Data for the task:
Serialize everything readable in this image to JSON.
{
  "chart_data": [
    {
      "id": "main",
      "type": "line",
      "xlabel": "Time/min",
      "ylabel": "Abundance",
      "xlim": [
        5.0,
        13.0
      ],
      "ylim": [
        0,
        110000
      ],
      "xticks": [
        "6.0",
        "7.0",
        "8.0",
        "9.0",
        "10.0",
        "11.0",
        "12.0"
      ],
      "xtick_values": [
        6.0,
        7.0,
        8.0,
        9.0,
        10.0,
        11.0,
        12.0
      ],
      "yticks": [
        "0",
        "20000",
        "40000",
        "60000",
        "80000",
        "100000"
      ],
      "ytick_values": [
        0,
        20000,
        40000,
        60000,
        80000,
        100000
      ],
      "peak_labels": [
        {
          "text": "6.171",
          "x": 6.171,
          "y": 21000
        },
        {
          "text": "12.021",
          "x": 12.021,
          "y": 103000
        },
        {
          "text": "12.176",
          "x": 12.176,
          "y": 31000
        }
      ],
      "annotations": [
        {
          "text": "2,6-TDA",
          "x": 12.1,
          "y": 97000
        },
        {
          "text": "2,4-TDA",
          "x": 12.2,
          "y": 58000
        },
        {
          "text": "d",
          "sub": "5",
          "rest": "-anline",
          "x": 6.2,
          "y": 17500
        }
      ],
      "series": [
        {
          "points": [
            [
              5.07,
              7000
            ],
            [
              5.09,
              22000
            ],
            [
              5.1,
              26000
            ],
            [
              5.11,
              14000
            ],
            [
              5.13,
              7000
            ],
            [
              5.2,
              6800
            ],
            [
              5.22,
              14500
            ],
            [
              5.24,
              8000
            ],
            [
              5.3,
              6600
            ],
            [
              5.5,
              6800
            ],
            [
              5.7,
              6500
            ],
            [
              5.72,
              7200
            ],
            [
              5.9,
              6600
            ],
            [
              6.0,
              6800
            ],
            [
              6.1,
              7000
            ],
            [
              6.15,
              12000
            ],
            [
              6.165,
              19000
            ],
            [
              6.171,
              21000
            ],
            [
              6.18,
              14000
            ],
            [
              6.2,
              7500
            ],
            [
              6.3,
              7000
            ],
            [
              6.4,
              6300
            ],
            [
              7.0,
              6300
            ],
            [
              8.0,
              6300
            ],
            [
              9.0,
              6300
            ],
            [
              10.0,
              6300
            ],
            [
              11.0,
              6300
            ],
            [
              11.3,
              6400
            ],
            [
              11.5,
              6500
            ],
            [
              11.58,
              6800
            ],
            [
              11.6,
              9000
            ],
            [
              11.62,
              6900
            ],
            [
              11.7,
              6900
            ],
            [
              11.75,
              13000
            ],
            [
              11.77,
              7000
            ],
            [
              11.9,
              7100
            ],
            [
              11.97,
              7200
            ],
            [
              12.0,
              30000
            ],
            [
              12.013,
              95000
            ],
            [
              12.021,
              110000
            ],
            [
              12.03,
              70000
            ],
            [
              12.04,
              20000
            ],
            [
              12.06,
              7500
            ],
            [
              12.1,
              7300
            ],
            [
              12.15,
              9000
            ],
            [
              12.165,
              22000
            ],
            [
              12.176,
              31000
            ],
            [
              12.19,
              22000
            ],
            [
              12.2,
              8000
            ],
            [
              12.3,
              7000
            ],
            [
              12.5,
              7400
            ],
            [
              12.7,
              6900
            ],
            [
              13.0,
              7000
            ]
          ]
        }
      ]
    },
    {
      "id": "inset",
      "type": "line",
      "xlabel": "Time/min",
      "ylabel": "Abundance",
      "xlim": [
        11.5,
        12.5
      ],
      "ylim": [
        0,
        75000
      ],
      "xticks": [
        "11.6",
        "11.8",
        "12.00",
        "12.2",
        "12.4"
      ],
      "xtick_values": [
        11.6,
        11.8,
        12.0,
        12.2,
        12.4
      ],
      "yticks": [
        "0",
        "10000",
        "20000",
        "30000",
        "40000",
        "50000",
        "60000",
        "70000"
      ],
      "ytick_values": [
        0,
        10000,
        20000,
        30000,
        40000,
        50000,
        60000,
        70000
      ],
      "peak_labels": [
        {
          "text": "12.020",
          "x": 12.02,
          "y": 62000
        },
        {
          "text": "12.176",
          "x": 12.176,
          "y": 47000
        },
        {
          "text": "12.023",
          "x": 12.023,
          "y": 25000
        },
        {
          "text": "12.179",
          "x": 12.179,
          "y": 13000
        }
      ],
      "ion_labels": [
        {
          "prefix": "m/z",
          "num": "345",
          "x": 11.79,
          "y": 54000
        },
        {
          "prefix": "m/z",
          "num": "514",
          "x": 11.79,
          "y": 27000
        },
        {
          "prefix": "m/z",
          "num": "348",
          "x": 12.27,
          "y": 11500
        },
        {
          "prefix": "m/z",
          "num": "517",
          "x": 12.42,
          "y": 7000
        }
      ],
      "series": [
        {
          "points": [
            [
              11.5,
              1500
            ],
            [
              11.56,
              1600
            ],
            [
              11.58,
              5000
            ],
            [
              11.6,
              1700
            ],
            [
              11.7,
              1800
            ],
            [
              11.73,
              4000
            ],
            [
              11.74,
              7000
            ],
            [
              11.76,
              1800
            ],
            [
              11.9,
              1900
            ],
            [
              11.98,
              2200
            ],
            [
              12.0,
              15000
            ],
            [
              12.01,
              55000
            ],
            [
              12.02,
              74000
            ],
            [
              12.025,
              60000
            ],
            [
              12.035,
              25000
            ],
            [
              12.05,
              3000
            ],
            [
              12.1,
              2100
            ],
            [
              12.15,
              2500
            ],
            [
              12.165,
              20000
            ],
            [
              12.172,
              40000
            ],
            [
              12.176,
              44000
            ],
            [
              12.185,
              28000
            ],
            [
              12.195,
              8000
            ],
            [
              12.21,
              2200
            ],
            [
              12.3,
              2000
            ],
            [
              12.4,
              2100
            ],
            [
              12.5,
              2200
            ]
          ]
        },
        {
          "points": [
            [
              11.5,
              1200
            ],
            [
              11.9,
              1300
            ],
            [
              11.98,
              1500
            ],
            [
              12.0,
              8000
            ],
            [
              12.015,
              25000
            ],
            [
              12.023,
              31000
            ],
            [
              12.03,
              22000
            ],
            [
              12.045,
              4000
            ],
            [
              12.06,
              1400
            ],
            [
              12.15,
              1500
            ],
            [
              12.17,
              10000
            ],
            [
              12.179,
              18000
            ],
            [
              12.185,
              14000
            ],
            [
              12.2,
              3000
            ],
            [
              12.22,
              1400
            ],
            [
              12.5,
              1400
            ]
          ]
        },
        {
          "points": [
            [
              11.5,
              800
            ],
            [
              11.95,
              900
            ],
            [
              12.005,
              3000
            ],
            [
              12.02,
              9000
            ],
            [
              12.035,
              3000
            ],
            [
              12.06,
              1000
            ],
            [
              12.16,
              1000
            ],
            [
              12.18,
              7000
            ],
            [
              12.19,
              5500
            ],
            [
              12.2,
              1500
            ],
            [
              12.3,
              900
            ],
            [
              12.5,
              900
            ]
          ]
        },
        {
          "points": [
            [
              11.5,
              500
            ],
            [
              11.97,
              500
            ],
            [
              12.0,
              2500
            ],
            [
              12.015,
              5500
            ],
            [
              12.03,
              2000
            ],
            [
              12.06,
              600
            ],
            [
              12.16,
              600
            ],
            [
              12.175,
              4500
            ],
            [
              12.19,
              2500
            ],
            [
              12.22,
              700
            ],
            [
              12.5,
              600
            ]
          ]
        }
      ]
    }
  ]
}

Exercise requirements:
Return every record above exactly as it appears.

Solution to this task:
Serialize everything readable in this image to JSON.
{
  "chart_data": [
    {
      "id": "main",
      "type": "line",
      "xlabel": "Time/min",
      "ylabel": "Abundance",
      "xlim": [
        5.0,
        13.0
      ],
      "ylim": [
        0,
        110000
      ],
      "xticks": [
        "6.0",
        "7.0",
        "8.0",
        "9.0",
        "10.0",
        "11.0",
        "12.0"
      ],
      "xtick_values": [
        6.0,
        7.0,
        8.0,
        9.0,
        10.0,
        11.0,
        12.0
      ],
      "yticks": [
        "0",
        "20000",
        "40000",
        "60000",
        "80000",
        "100000"
      ],
      "ytick_values": [
        0,
        20000,
        40000,
        60000,
        80000,
        100000
      ],
      "peak_labels": [
        {
          "text": "6.171",
          "x": 6.171,
          "y": 21000
        },
        {
          "text": "12.021",
          "x": 12.021,
          "y": 103000
        },
        {
          "text": "12.176",
          "x": 12.176,
          "y": 31000
        }
      ],
      "annotations": [
        {
          "text": "2,6-TDA",
          "x": 12.1,
          "y": 97000
        },
        {
          "text": "2,4-TDA",
          "x": 12.2,
          "y": 58000
        },
        {
          "text": "d",
          "sub": "5",
          "rest": "-anline",
          "x": 6.2,
          "y": 17500
        }
      ],
      "series": [
        {
          "points": [
            [
              5.07,
              7000
            ],
            [
              5.09,
              22000
            ],
            [
              5.1,
              26000
            ],
            [
              5.11,
              14000
            ],
            [
              5.13,
              7000
            ],
            [
              5.2,
              6800
            ],
            [
              5.22,
              14500
            ],
            [
              5.24,
              8000
            ],
            [
              5.3,
              6600
            ],
            [
              5.5,
              6800
            ],
            [
              5.7,
              6500
            ],
            [
              5.72,
              7200
            ],
            [
              5.9,
              6600
            ],
            [
              6.0,
              6800
            ],
            [
              6.1,
              7000
            ],
            [
              6.15,
              12000
            ],
            [
              6.165,
              19000
            ],
            [
              6.171,
              21000
            ],
            [
              6.18,
              14000
            ],
            [
              6.2,
              7500
            ],
            [
              6.3,
              7000
            ],
            [
              6.4,
              6300
            ],
            [
              7.0,
              6300
            ],
            [
              8.0,
              6300
            ],
            [
              9.0,
              6300
            ],
            [
              10.0,
              6300
            ],
            [
              11.0,
              6300
            ],
            [
              11.3,
              6400
            ],
            [
              11.5,
              6500
            ],
            [
              11.58,
              6800
            ],
            [
              11.6,
              9000
            ],
            [
              11.62,
              6900
            ],
            [
              11.7,
              6900
            ],
            [
              11.75,
              13000
            ],
            [
              11.77,
              7000
            ],
            [
              11.9,
              7100
            ],
            [
              11.97,
              7200
            ],
            [
              12.0,
              30000
            ],
            [
              12.013,
              95000
            ],
            [
              12.021,
              110000
            ],
            [
              12.03,
              70000
            ],
            [
              12.04,
              20000
            ],
            [
              12.06,
              7500
            ],
            [
              12.1,
              7300
            ],
            [
              12.15,
              9000
            ],
            [
              12.165,
              22000
            ],
            [
              12.176,
              31000
            ],
            [
              12.19,
              22000
            ],
            [
              12.2,
              8000
            ],
            [
              12.3,
              7000
            ],
            [
              12.5,
              7400
            ],
            [
              12.7,
              6900
            ],
            [
              13.0,
              7000
            ]
          ]
        }
      ]
    },
    {
      "id": "inset",
      "type": "line",
      "xlabel": "Time/min",
      "ylabel": "Abundance",
      "xlim": [
        11.5,
        12.5
      ],
      "ylim": [
        0,
        75000
      ],
      "xticks": [
        "11.6",
        "11.8",
        "12.00",
        "12.2",
        "12.4"
      ],
      "xtick_values": [
        11.6,
        11.8,
        12.0,
        12.2,
        12.4
      ],
      "yticks": [
        "0",
        "10000",
        "20000",
        "30000",
        "40000",
        "50000",
        "60000",
        "70000"
      ],
      "ytick_values": [
        0,
        10000,
        20000,
        30000,
        40000,
        50000,
        60000,
        70000
      ],
      "peak_labels": [
        {
          "text": "12.020",
          "x": 12.02,
          "y": 62000
        },
        {
          "text": "12.176",
          "x": 12.176,
          "y": 47000
        },
        {
          "text": "12.023",
          "x": 12.023,
          "y": 25000
        },
        {
          "text": "12.179",
          "x": 12.179,
          "y": 13000
        }
      ],
      "ion_labels": [
        {
          "prefix": "m/z",
          "num": "345",
          "x": 11.79,
          "y": 54000
        },
        {
          "prefix": "m/z",
          "num": "514",
          "x": 11.79,
          "y": 27000
        },
        {
          "prefix": "m/z",
          "num": "348",
          "x": 12.27,
          "y": 11500
        },
        {
          "prefix": "m/z",
          "num": "517",
          "x": 12.42,
          "y": 7000
        }
      ],
      "series": [
        {
          "points": [
            [
              11.5,
              1500
            ],
            [
              11.56,
              1600
            ],
            [
              11.58,
              5000
            ],
            [
              11.6,
              1700
            ],
            [
              11.7,
              1800
            ],
            [
              11.73,
              4000
            ],
            [
              11.74,
              7000
            ],
            [
              11.76,
              1800
            ],
            [
              11.9,
              1900
            ],
            [
              11.98,
              2200
            ],
            [
              12.0,
              15000
            ],
            [
              12.01,
              55000
            ],
            [
              12.02,
              74000
            ],
            [
              12.025,
              60000
            ],
            [
              12.035,
              25000
            ],
            [
              12.05,
              3000
            ],
            [
              12.1,
              2100
            ],
            [
              12.15,
              2500
            ],
            [
              12.165,
              20000
            ],
            [
              12.172,
              40000
            ],
            [
              12.176,
              44000
            ],
            [
              12.185,
              28000
            ],
            [
              12.195,
              8000
            ],
            [
              12.21,
              2200
            ],
            [
              12.3,
              2000
            ],
            [
              12.4,
              2100
            ],
            [
              12.5,
              2200
            ]
          ]
        },
        {
          "points": [
            [
              11.5,
              1200
            ],
            [
              11.9,
              1300
            ],
            [
              11.98,
              1500
            ],
            [
              12.0,
              8000
            ],
            [
              12.015,
              25000
            ],
            [
              12.023,
              31000
            ],
            [
              12.03,
              22000
            ],
            [
              12.045,
              4000
            ],
            [
              12.06,
              1400
            ],
            [
              12.15,
              1500
            ],
            [
              12.17,
              10000
            ],
            [
              12.179,
              18000
            ],
            [
              12.185,
              14000
            ],
            [
              12.2,
              3000
            ],
            [
              12.22,
              1400
            ],
            [
              12.5,
              1400
            ]
          ]
        },
        {
          "points": [
            [
              11.5,
              800
            ],
            [
              11.95,
              900
            ],
            [
              12.005,
              3000
            ],
            [
              12.02,
              9000
            ],
            [
              12.035,
              3000
            ],
            [
              12.06,
              1000
            ],
            [
              12.16,
              1000
            ],
            [
              12.18,
              7000
            ],
            [
              12.19,
              5500
            ],
            [
              12.2,
              1500
            ],
            [
              12.3,
              900
            ],
            [
              12.5,
              900
            ]
          ]
        },
        {
          "points": [
            [
              11.5,
              500
            ],
            [
              11.97,
              500
            ],
            [
              12.0,
              2500
            ],
            [
              12.015,
              5500
            ],
            [
              12.03,
              2000
            ],
            [
              12.06,
              600
            ],
            [
              12.16,
              600
            ],
            [
              12.175,
              4500
            ],
            [
              12.19,
              2500
            ],
            [
              12.22,
              700
            ],
            [
              12.5,
              600
            ]
          ]
        }
      ]
    }
  ]
}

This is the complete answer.